-- Do this --
Set down all of the entries word for word, omitting the images they contain.

+++

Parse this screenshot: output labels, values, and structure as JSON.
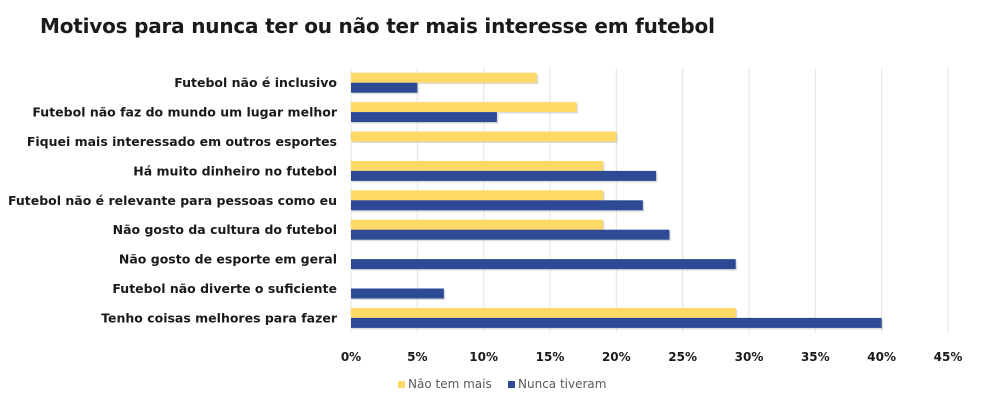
{
  "chart_data": {
    "type": "bar",
    "orientation": "horizontal",
    "title": "Motivos para nunca ter ou não ter mais interesse em futebol",
    "categories": [
      "Futebol não é inclusivo",
      "Futebol não faz do mundo um lugar melhor",
      "Fiquei mais interessado em outros esportes",
      "Há muito dinheiro no futebol",
      "Futebol não é relevante para pessoas como eu",
      "Não gosto da cultura do futebol",
      "Não gosto de esporte em geral",
      "Futebol não diverte o suficiente",
      "Tenho coisas melhores para fazer"
    ],
    "series": [
      {
        "name": "Não tem mais",
        "color": "#FFD966",
        "values": [
          14,
          17,
          20,
          19,
          19,
          19,
          0,
          0,
          29
        ]
      },
      {
        "name": "Nunca tiveram",
        "color": "#2F4A94",
        "values": [
          5,
          11,
          0,
          23,
          22,
          24,
          29,
          7,
          40
        ]
      }
    ],
    "xlim": [
      0,
      45
    ],
    "xticks": [
      0,
      5,
      10,
      15,
      20,
      25,
      30,
      35,
      40,
      45
    ],
    "tick_suffix": "%",
    "grid": true,
    "legend_position": "bottom"
  }
}
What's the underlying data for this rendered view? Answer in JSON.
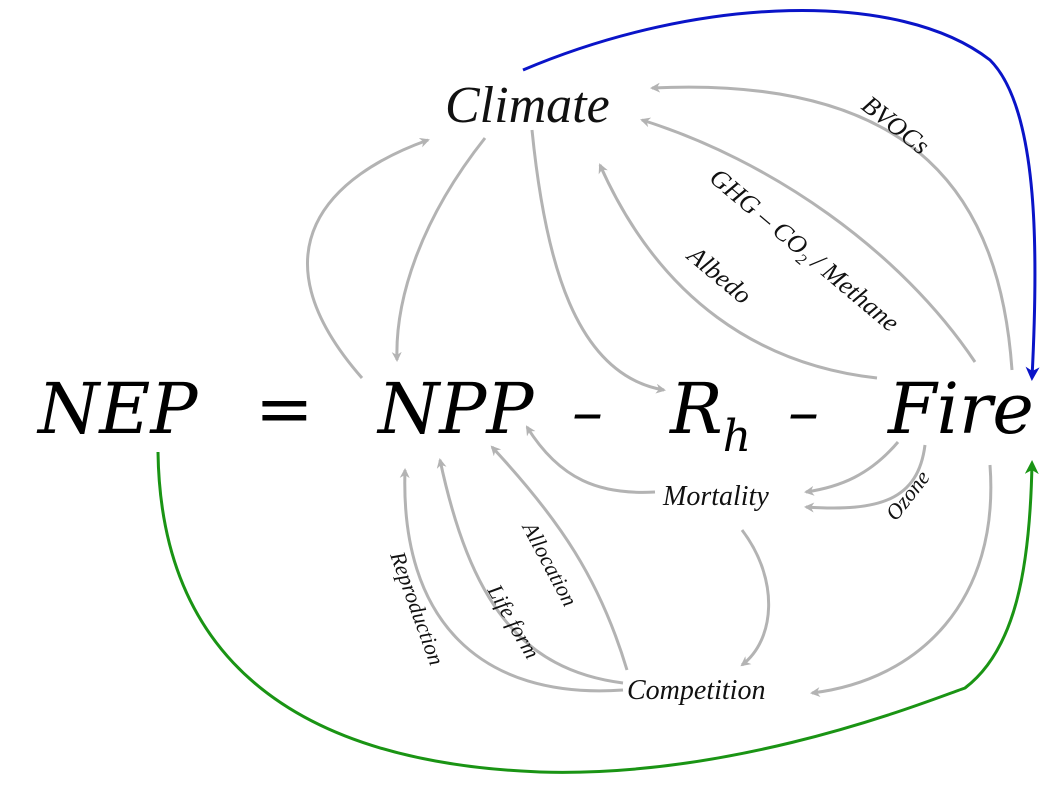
{
  "equation": {
    "lhs": "NEP",
    "equals": "=",
    "npp": "NPP",
    "minus1": "–",
    "rh_main": "R",
    "rh_sub": "h",
    "minus2": "–",
    "fire": "Fire"
  },
  "nodes": {
    "climate": "Climate",
    "mortality": "Mortality",
    "competition": "Competition"
  },
  "edge_labels": {
    "bvocs": "BVOCs",
    "ghg_prefix": "GHG – CO",
    "ghg_sub": "2",
    "ghg_suffix": " / Methane",
    "albedo": "Albedo",
    "ozone": "Ozone",
    "allocation": "Allocation",
    "life_form": "Life form",
    "reproduction": "Reproduction"
  },
  "colors": {
    "feedback_arrows": "#b3b3b3",
    "fire_climate_link": "#0a14c8",
    "nep_fire_link": "#1a9414"
  }
}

+++

-- The completed task --
Parse this screenshot: output labels, values, and structure as JSON.
{
  "chart_data": {
    "type": "bar",
    "orientation": "horizontal",
    "title": "Motivos para nunca ter ou não ter mais interesse em futebol",
    "categories": [
      "Futebol não é inclusivo",
      "Futebol não faz do mundo um lugar melhor",
      "Fiquei mais interessado em outros esportes",
      "Há muito dinheiro no futebol",
      "Futebol não é relevante para pessoas como eu",
      "Não gosto da cultura do futebol",
      "Não gosto de esporte em geral",
      "Futebol não diverte o suficiente",
      "Tenho coisas melhores para fazer"
    ],
    "series": [
      {
        "name": "Não tem mais",
        "color": "#FFD966",
        "values": [
          14,
          17,
          20,
          19,
          19,
          19,
          0,
          0,
          29
        ]
      },
      {
        "name": "Nunca tiveram",
        "color": "#2F4A94",
        "values": [
          5,
          11,
          0,
          23,
          22,
          24,
          29,
          7,
          40
        ]
      }
    ],
    "xlim": [
      0,
      45
    ],
    "xticks": [
      0,
      5,
      10,
      15,
      20,
      25,
      30,
      35,
      40,
      45
    ],
    "tick_suffix": "%",
    "grid": true,
    "legend_position": "bottom"
  }
}
What's the underlying data for this rendered view? Answer in JSON.
{
  "equation": {
    "lhs": "NEP",
    "equals": "=",
    "npp": "NPP",
    "minus1": "–",
    "rh_main": "R",
    "rh_sub": "h",
    "minus2": "–",
    "fire": "Fire"
  },
  "nodes": {
    "climate": "Climate",
    "mortality": "Mortality",
    "competition": "Competition"
  },
  "edge_labels": {
    "bvocs": "BVOCs",
    "ghg_prefix": "GHG – CO",
    "ghg_sub": "2",
    "ghg_suffix": " / Methane",
    "albedo": "Albedo",
    "ozone": "Ozone",
    "allocation": "Allocation",
    "life_form": "Life form",
    "reproduction": "Reproduction"
  },
  "colors": {
    "feedback_arrows": "#b3b3b3",
    "fire_climate_link": "#0a14c8",
    "nep_fire_link": "#1a9414"
  }
}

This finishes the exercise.